- Exercise directions:
Go through the listing beneath this task and return every line that carries the string "xlabel".

- Dataset records:
━━━━━━━━━━━━━━━━━━━━

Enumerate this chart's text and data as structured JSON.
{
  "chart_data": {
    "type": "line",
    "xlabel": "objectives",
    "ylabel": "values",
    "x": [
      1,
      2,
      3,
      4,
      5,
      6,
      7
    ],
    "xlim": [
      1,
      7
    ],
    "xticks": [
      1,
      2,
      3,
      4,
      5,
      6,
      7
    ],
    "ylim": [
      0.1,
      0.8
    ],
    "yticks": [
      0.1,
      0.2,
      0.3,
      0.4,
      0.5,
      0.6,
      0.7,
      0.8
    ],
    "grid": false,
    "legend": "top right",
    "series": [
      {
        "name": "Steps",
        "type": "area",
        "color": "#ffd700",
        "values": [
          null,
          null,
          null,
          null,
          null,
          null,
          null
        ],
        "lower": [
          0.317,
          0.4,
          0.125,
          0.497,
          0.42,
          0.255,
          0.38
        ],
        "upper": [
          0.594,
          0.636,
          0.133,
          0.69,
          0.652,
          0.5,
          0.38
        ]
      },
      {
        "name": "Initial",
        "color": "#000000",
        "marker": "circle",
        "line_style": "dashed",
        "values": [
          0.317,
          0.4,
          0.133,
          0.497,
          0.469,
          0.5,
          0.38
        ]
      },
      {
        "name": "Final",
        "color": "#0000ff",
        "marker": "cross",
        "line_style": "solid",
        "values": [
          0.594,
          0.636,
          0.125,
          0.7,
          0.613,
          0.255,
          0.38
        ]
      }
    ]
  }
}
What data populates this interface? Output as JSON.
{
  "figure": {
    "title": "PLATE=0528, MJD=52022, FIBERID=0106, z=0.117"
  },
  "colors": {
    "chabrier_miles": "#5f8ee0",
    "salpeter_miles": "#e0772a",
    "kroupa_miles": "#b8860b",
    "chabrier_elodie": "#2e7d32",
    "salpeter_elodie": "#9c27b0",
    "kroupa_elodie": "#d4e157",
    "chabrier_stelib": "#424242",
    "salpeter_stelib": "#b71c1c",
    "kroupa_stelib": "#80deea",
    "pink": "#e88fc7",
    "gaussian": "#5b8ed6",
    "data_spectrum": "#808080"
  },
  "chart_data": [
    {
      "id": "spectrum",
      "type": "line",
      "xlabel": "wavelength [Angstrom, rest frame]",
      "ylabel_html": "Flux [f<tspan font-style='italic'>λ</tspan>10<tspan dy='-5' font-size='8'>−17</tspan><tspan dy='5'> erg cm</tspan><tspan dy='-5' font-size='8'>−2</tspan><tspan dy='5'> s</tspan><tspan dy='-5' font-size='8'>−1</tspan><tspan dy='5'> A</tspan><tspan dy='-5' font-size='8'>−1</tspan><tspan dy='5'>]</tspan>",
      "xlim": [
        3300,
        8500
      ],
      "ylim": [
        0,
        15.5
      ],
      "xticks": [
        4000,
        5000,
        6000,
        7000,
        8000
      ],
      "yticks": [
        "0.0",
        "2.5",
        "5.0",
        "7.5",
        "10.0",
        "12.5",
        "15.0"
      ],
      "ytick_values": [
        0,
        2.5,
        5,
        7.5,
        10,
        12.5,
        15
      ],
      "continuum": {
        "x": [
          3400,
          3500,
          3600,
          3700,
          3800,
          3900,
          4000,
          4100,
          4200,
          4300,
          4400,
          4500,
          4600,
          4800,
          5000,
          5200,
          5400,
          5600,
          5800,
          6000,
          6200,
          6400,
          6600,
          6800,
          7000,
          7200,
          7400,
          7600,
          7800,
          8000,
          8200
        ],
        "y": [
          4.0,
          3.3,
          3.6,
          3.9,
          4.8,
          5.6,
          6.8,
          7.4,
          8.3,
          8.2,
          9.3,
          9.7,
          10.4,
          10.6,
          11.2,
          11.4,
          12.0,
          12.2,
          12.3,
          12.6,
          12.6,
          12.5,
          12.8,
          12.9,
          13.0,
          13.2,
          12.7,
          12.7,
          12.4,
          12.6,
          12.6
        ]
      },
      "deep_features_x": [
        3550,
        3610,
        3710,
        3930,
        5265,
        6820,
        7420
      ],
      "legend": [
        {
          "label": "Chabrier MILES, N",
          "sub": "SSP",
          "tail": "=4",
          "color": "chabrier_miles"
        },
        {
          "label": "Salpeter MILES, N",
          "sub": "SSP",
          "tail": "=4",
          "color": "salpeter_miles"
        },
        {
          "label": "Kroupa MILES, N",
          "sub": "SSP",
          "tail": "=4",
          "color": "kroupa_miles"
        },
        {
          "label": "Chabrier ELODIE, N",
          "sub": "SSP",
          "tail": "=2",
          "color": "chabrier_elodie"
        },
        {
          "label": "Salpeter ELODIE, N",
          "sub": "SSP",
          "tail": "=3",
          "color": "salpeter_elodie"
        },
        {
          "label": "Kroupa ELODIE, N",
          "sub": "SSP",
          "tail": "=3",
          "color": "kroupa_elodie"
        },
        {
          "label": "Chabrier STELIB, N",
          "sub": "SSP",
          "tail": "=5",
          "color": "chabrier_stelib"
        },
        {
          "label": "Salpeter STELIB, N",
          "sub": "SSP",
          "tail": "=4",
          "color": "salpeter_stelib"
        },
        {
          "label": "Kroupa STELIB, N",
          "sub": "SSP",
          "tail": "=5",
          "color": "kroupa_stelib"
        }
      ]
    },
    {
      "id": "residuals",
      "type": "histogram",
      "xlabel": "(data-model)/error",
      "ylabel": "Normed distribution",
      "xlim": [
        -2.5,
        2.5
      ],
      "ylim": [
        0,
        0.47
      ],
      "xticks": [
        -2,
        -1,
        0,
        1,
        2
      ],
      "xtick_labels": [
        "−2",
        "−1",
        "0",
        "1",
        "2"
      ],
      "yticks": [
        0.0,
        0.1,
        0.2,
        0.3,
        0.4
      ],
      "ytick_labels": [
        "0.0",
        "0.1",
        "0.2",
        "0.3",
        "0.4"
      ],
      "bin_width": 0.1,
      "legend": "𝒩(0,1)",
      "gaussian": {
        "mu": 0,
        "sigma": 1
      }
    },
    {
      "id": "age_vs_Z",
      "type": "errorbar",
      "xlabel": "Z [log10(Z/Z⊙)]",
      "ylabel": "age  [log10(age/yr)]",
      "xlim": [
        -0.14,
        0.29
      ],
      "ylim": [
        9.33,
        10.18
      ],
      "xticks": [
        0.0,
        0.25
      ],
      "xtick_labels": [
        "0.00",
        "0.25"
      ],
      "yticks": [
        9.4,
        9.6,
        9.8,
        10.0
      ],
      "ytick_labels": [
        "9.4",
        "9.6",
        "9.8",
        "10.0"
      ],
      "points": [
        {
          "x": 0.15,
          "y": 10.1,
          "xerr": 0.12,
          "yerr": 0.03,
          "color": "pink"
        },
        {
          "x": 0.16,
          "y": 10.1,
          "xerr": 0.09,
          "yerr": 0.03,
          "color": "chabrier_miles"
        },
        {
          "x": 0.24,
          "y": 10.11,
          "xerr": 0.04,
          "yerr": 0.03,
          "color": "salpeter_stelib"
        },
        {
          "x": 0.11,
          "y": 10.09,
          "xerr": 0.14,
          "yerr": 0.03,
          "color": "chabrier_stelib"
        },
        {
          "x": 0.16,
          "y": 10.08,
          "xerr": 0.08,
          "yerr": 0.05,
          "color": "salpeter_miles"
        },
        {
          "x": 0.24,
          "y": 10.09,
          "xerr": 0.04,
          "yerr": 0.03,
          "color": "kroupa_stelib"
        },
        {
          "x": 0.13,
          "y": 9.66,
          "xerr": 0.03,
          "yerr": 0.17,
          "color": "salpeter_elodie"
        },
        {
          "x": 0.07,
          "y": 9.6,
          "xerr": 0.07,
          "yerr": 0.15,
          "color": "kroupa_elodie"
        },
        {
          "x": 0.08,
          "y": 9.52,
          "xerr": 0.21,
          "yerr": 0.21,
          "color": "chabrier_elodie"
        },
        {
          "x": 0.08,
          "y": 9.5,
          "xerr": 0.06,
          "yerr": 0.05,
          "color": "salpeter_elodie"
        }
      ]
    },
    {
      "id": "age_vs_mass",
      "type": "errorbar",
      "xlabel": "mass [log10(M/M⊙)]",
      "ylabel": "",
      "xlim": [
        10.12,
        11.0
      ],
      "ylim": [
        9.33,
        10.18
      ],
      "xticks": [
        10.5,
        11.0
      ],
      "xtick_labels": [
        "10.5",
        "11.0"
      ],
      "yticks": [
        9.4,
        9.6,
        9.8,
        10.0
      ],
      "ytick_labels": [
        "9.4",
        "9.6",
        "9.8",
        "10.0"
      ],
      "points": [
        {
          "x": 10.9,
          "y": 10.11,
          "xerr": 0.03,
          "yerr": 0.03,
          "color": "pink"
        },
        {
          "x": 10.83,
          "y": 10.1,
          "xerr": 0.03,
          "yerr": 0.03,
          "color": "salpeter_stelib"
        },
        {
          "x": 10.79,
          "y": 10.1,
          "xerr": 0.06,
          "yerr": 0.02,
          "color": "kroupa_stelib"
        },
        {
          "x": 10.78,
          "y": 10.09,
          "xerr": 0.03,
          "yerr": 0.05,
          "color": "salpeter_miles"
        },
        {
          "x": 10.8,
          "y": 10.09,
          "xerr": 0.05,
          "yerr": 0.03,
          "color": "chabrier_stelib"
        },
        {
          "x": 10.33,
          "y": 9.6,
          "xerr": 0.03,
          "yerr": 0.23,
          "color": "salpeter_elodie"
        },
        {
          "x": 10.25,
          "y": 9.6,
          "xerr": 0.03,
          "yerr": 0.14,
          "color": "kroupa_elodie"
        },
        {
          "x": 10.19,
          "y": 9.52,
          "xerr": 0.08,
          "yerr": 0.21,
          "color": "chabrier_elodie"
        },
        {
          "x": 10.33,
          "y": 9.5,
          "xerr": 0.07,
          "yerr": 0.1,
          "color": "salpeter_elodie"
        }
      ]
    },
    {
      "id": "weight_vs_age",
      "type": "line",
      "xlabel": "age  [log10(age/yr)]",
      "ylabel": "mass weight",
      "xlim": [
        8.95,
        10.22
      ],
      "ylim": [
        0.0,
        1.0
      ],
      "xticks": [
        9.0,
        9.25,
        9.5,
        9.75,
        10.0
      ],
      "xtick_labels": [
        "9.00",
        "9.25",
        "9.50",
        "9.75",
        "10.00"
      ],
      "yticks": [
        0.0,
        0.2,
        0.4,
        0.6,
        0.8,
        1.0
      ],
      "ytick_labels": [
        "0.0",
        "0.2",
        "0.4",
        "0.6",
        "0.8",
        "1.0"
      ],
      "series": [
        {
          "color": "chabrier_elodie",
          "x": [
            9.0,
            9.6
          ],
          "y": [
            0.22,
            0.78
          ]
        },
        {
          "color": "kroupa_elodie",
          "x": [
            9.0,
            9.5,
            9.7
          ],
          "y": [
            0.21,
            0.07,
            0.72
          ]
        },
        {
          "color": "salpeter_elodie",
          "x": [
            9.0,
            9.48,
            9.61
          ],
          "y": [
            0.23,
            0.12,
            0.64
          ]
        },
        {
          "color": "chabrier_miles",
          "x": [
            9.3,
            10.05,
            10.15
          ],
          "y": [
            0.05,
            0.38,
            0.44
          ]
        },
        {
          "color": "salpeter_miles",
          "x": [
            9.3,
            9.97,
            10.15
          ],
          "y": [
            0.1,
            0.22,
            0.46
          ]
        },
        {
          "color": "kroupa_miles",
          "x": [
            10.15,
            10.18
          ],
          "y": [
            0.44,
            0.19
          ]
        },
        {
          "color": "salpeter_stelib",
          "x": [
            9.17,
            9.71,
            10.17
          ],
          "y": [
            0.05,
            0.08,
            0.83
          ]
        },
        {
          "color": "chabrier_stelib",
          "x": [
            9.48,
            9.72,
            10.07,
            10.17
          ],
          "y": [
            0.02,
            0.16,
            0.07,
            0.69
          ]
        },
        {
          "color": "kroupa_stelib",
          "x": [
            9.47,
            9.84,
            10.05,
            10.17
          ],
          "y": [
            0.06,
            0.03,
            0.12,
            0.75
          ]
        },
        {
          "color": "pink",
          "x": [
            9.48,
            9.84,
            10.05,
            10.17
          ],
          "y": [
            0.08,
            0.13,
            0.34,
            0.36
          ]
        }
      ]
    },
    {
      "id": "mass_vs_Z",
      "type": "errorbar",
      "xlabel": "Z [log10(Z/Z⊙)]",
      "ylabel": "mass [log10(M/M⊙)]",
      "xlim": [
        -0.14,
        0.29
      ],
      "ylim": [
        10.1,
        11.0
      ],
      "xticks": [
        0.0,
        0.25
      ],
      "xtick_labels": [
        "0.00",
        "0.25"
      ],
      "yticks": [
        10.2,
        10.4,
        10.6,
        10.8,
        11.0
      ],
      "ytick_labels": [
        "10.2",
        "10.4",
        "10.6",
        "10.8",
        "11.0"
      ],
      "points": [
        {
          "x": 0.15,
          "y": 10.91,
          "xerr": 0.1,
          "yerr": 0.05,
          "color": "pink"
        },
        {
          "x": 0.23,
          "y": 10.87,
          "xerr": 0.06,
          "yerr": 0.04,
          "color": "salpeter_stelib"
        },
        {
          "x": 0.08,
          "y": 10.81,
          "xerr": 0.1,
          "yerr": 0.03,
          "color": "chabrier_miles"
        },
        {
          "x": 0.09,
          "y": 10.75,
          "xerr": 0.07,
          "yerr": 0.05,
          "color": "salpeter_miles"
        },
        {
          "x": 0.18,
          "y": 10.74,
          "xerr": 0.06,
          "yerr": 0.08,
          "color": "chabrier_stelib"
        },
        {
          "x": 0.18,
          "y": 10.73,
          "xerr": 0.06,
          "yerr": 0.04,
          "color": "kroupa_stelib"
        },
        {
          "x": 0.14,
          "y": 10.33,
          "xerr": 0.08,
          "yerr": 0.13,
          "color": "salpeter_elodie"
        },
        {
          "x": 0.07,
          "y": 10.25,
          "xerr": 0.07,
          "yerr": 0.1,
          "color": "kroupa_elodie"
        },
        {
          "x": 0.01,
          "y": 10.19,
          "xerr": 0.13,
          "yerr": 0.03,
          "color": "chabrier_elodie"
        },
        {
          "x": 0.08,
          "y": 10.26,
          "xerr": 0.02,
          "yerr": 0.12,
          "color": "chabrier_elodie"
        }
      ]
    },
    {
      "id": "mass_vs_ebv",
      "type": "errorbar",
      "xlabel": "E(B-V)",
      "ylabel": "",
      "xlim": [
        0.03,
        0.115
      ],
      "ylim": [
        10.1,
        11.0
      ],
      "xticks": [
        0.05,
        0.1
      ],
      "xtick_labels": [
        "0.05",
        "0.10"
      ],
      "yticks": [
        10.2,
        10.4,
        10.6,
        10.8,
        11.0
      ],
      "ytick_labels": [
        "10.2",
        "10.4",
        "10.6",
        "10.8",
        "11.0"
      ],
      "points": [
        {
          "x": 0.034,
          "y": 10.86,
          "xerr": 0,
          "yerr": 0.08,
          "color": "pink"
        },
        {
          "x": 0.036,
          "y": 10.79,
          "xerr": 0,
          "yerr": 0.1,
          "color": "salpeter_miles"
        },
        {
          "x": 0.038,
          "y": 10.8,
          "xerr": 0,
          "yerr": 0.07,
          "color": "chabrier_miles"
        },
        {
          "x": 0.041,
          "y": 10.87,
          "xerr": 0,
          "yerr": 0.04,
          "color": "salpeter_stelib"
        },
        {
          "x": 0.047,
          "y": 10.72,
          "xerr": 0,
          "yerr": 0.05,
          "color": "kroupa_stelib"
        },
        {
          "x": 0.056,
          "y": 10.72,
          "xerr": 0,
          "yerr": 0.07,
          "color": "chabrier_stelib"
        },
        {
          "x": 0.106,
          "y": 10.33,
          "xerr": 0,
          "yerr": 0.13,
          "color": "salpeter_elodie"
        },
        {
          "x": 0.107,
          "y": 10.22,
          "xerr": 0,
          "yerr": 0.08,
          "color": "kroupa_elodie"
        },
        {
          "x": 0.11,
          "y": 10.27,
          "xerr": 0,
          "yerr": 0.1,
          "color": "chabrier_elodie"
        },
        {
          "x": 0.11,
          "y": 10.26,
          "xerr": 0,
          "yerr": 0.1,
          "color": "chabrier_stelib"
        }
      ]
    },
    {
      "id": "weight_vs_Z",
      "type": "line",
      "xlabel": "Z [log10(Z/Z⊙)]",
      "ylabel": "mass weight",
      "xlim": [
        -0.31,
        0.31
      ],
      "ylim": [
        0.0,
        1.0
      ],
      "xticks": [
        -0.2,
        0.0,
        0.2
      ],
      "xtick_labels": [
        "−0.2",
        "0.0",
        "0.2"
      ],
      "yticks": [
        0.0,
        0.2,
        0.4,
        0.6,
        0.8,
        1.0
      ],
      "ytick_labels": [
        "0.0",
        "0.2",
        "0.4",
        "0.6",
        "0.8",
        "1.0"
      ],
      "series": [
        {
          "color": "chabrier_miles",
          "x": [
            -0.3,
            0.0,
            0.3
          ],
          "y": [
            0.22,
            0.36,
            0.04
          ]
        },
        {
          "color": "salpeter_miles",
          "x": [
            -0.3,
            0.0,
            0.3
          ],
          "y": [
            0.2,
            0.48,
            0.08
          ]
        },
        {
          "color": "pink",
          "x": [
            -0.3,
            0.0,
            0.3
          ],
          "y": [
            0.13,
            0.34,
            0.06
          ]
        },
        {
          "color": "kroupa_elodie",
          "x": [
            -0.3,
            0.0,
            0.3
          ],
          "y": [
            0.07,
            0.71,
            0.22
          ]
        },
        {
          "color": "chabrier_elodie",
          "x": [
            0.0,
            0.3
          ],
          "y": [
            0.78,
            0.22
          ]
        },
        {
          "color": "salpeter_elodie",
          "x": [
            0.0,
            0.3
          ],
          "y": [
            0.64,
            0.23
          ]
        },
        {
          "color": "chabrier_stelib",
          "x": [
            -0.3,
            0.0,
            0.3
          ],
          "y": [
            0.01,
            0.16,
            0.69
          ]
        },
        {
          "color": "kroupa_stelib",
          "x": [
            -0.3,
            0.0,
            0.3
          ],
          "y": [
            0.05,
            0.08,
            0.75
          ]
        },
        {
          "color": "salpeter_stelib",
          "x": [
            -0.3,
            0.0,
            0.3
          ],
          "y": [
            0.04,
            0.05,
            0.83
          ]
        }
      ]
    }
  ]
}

━━━━━━━━━━━━━━━━━━━━

- Response to this exercise:
    "xlabel": "objectives",
      "xlabel": "wavelength [Angstrom, rest frame]",
      "xlabel": "(data-model)/error",
      "xlabel": "Z [log10(Z/Z⊙)]",
      "xlabel": "mass [log10(M/M⊙)]",
      "xlabel": "age  [log10(age/yr)]",
      "xlabel": "Z [log10(Z/Z⊙)]",
      "xlabel": "E(B-V)",
      "xlabel": "Z [log10(Z/Z⊙)]",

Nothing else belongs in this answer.